> [Requirements]
From the listing below, extract every line containing "planas".

> [Supplied material]
——————————
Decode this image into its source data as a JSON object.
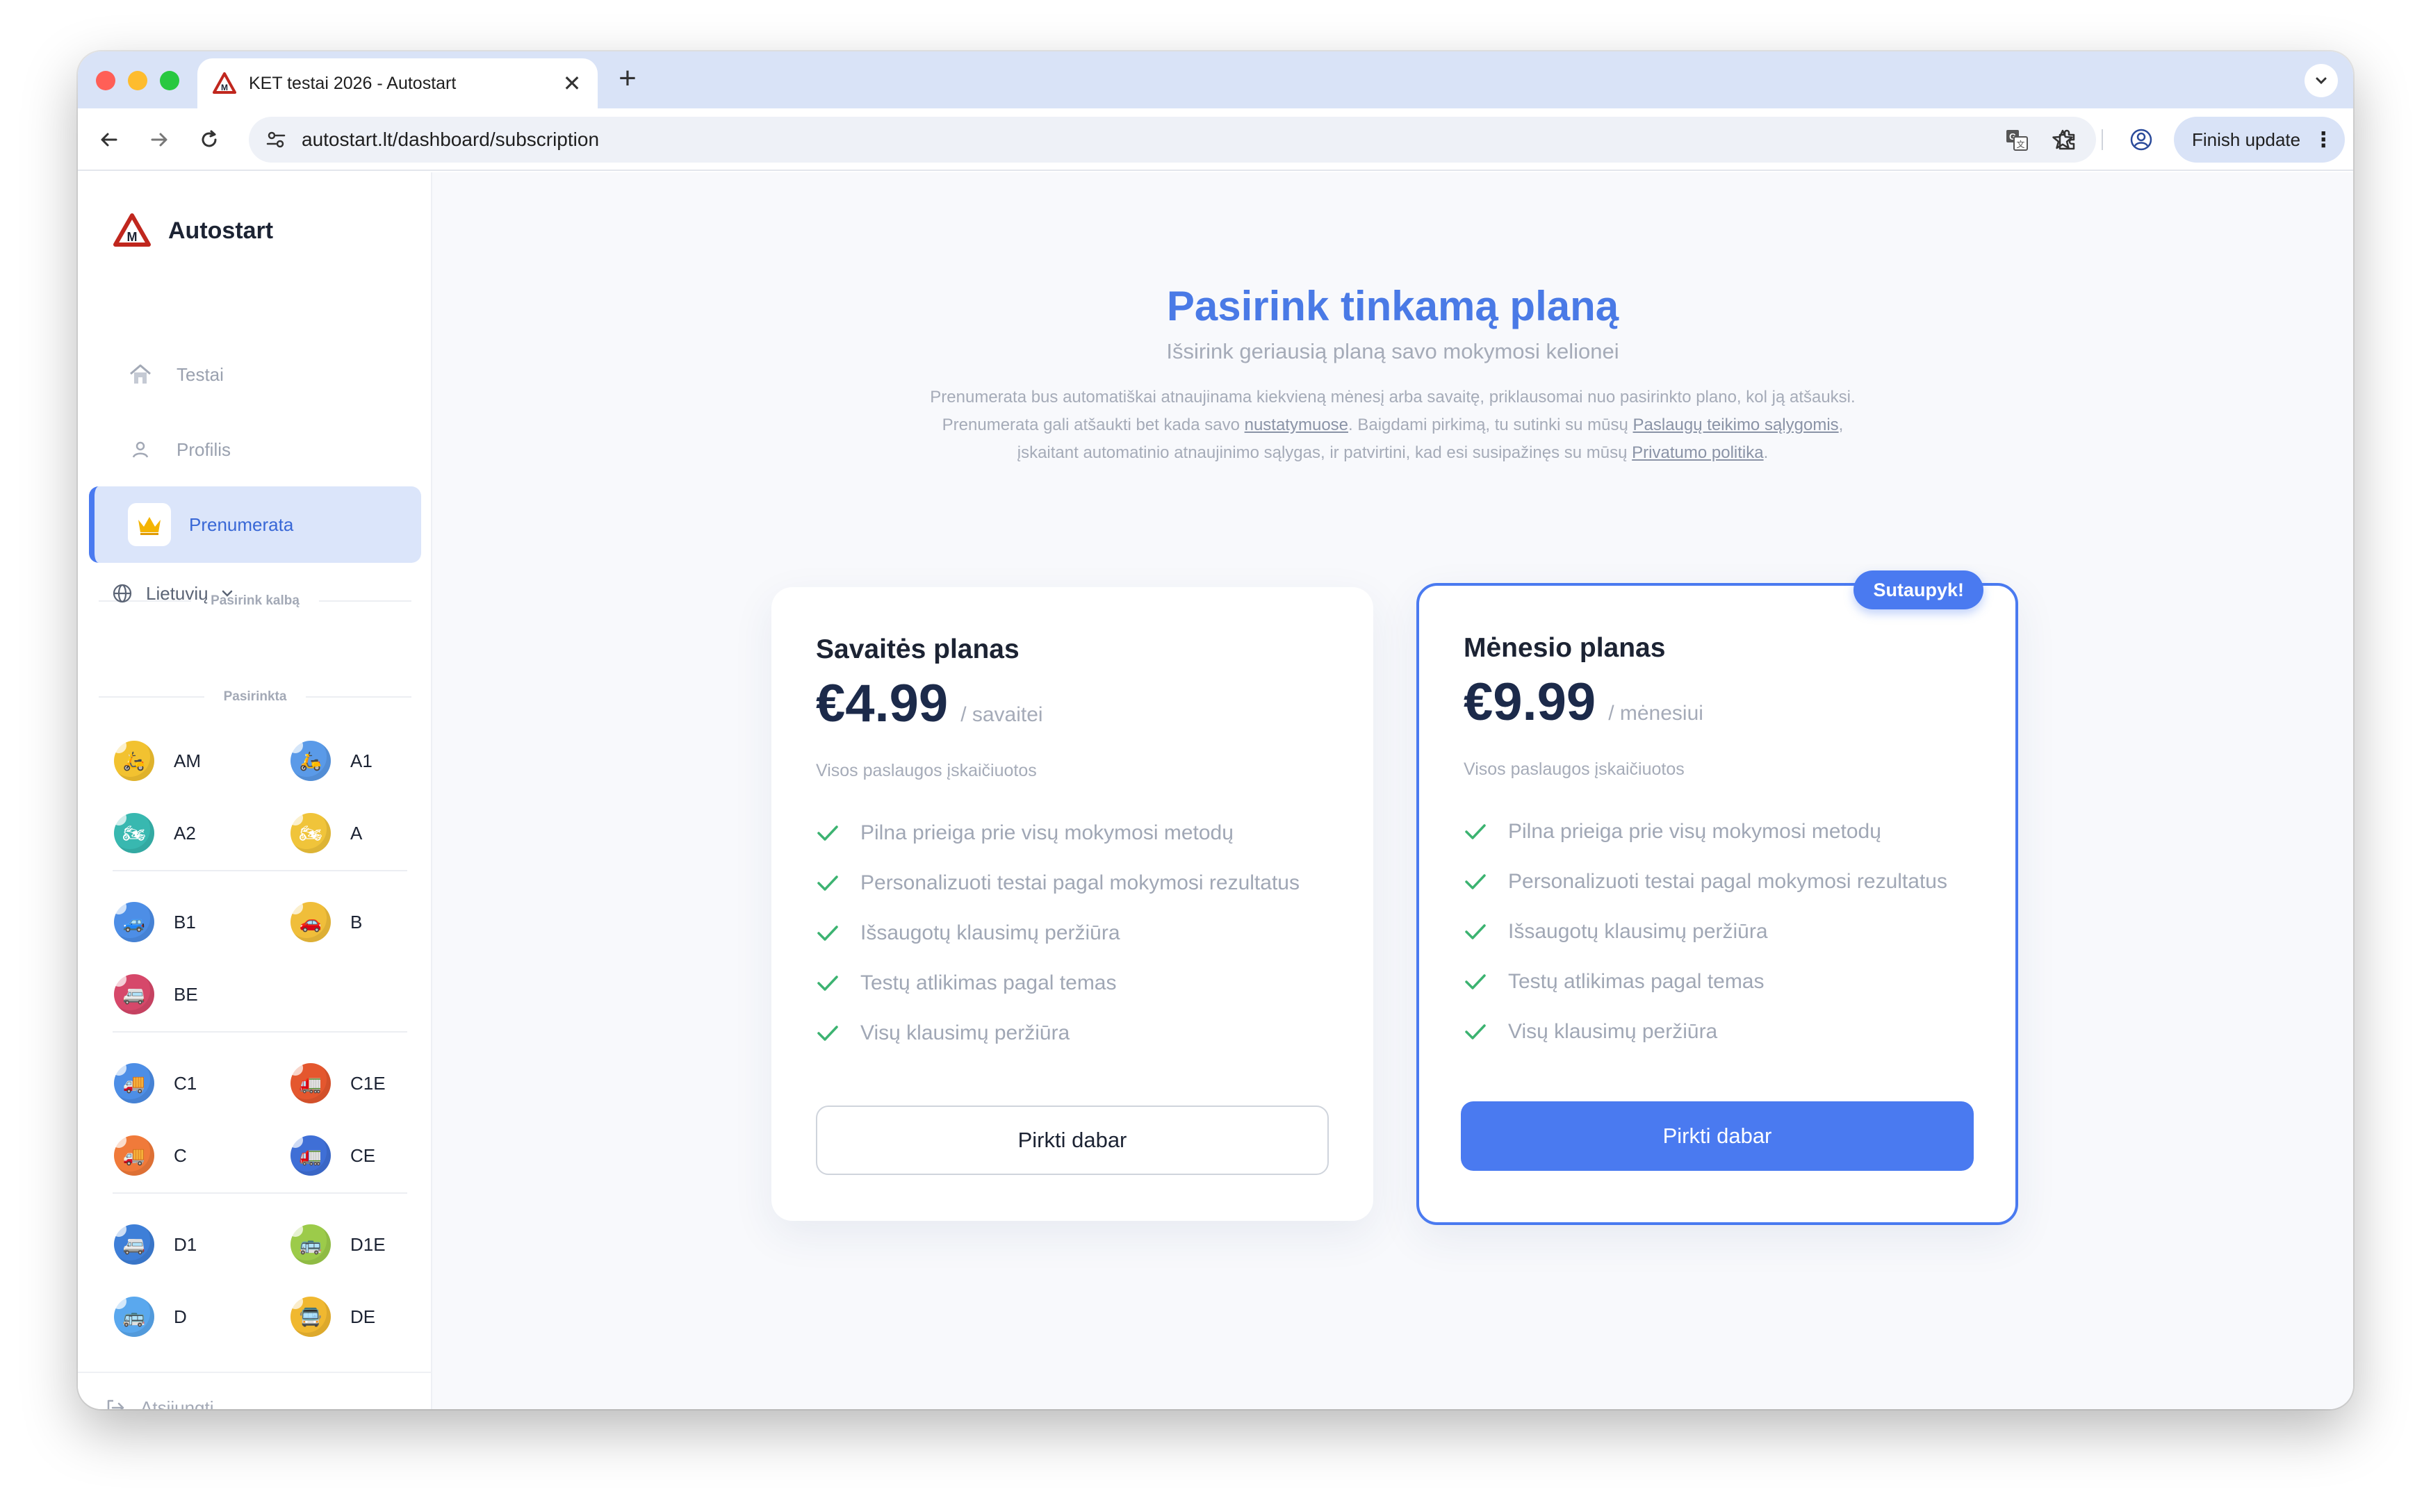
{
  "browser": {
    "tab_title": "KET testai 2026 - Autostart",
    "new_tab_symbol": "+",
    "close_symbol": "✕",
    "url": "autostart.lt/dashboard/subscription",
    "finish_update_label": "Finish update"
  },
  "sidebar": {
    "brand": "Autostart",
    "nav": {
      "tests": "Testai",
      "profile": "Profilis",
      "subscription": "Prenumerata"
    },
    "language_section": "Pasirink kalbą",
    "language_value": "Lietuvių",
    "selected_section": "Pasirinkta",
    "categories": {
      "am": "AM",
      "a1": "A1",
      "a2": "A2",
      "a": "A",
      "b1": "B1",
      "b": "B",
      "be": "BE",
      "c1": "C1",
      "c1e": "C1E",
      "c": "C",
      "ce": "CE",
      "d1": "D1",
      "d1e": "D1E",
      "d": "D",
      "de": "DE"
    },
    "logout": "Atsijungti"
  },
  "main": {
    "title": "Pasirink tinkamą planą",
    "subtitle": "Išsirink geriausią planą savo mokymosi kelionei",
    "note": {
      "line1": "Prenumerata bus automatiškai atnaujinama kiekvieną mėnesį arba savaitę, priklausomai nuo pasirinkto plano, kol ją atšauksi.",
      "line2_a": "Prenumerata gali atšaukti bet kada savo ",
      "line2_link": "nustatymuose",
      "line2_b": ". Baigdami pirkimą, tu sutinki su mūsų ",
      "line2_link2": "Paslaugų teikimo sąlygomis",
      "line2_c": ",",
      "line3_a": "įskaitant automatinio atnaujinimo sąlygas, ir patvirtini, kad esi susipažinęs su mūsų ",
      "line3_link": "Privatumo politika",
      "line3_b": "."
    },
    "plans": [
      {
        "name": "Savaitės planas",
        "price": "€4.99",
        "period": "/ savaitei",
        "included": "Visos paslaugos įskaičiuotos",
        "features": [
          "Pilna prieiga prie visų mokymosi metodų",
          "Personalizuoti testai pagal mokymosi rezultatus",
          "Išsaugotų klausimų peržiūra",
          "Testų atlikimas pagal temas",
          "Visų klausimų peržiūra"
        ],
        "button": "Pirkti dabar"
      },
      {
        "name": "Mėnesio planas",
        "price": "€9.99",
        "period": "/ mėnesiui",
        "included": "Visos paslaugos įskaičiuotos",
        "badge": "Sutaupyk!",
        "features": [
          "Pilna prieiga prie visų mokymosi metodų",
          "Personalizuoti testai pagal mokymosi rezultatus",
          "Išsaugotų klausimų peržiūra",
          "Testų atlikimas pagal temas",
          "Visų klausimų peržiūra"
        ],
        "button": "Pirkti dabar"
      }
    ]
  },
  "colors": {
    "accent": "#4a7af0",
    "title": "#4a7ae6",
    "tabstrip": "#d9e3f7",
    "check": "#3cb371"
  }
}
——————————
> [Output of the task]
        "name": "Savaitės planas",
        "name": "Mėnesio planas",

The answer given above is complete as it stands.